*Problem to solve*:
Scan the entries below and extract each line with the word "label" in it.

(Records from a data collection)
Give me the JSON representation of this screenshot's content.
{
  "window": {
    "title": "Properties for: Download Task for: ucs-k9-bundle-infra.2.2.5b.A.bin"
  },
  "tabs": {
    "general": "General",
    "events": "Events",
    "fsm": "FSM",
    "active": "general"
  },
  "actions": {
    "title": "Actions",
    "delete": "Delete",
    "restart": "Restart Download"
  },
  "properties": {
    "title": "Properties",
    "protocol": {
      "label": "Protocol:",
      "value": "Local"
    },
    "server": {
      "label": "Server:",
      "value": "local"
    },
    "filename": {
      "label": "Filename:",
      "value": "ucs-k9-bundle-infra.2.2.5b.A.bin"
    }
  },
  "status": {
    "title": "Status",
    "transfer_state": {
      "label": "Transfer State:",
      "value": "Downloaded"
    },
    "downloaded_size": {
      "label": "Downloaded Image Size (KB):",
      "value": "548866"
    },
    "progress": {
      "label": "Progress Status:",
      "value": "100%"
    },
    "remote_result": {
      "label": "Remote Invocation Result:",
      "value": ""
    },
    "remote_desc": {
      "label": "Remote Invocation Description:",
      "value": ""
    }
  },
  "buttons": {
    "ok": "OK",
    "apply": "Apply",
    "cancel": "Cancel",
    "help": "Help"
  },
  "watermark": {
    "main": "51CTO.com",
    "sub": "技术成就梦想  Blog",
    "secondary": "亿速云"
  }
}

*Exercise result*:
      "label": "Protocol:",
      "label": "Server:",
      "label": "Filename:",
      "label": "Transfer State:",
      "label": "Downloaded Image Size (KB):",
      "label": "Progress Status:",
      "label": "Remote Invocation Result:",
      "label": "Remote Invocation Description:",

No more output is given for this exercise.